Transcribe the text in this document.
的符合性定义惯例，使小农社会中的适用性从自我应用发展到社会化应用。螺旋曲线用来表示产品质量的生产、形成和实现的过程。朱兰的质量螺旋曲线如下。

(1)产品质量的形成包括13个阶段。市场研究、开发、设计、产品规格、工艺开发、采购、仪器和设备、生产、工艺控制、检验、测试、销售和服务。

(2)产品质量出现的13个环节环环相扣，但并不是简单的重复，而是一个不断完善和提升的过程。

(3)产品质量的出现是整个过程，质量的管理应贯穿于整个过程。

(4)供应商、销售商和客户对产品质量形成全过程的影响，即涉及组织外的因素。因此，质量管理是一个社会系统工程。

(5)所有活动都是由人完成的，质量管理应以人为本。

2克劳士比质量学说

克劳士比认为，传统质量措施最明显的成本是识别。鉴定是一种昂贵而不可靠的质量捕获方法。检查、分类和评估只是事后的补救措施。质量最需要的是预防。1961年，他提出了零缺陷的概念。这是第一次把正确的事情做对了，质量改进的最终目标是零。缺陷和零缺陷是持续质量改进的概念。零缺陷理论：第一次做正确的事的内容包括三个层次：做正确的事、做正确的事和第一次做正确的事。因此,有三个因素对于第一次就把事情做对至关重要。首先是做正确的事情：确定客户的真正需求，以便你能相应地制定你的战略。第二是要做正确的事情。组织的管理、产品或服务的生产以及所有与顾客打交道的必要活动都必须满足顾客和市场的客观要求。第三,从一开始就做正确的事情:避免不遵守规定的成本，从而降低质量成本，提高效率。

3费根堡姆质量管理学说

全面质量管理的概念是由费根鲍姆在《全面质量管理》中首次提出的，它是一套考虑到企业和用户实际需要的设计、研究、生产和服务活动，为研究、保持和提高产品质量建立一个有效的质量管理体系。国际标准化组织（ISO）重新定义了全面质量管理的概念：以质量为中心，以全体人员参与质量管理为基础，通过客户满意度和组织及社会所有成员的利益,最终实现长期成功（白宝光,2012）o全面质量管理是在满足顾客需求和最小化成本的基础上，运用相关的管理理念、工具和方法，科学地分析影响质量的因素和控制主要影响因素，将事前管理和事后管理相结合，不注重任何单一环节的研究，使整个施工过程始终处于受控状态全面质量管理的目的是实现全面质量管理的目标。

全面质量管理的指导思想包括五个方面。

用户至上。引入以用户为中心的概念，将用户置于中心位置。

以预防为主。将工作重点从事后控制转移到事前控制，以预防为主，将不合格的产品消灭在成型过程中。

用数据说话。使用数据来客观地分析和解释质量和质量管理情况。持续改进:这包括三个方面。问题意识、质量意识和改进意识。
==================================================
Challenge. Reproduce the data, keeping every line exactly the same.

Solution to the exercise.
Transcribe the text in this document.
的符合性定义惯例，使小农社会中的适用性从自我应用发展到社会化应用。螺旋曲线用来表示产品质量的生产、形成和实现的过程。朱兰的质量螺旋曲线如下。

(1)产品质量的形成包括13个阶段。市场研究、开发、设计、产品规格、工艺开发、采购、仪器和设备、生产、工艺控制、检验、测试、销售和服务。

(2)产品质量出现的13个环节环环相扣，但并不是简单的重复，而是一个不断完善和提升的过程。

(3)产品质量的出现是整个过程，质量的管理应贯穿于整个过程。

(4)供应商、销售商和客户对产品质量形成全过程的影响，即涉及组织外的因素。因此，质量管理是一个社会系统工程。

(5)所有活动都是由人完成的，质量管理应以人为本。

2克劳士比质量学说

克劳士比认为，传统质量措施最明显的成本是识别。鉴定是一种昂贵而不可靠的质量捕获方法。检查、分类和评估只是事后的补救措施。质量最需要的是预防。1961年，他提出了零缺陷的概念。这是第一次把正确的事情做对了，质量改进的最终目标是零。缺陷和零缺陷是持续质量改进的概念。零缺陷理论：第一次做正确的事的内容包括三个层次：做正确的事、做正确的事和第一次做正确的事。因此,有三个因素对于第一次就把事情做对至关重要。首先是做正确的事情：确定客户的真正需求，以便你能相应地制定你的战略。第二是要做正确的事情。组织的管理、产品或服务的生产以及所有与顾客打交道的必要活动都必须满足顾客和市场的客观要求。第三,从一开始就做正确的事情:避免不遵守规定的成本，从而降低质量成本，提高效率。

3费根堡姆质量管理学说

全面质量管理的概念是由费根鲍姆在《全面质量管理》中首次提出的，它是一套考虑到企业和用户实际需要的设计、研究、生产和服务活动，为研究、保持和提高产品质量建立一个有效的质量管理体系。国际标准化组织（ISO）重新定义了全面质量管理的概念：以质量为中心，以全体人员参与质量管理为基础，通过客户满意度和组织及社会所有成员的利益,最终实现长期成功（白宝光,2012）o全面质量管理是在满足顾客需求和最小化成本的基础上，运用相关的管理理念、工具和方法，科学地分析影响质量的因素和控制主要影响因素，将事前管理和事后管理相结合，不注重任何单一环节的研究，使整个施工过程始终处于受控状态全面质量管理的目的是实现全面质量管理的目标。

全面质量管理的指导思想包括五个方面。

用户至上。引入以用户为中心的概念，将用户置于中心位置。

以预防为主。将工作重点从事后控制转移到事前控制，以预防为主，将不合格的产品消灭在成型过程中。

用数据说话。使用数据来客观地分析和解释质量和质量管理情况。持续改进:这包括三个方面。问题意识、质量意识和改进意识。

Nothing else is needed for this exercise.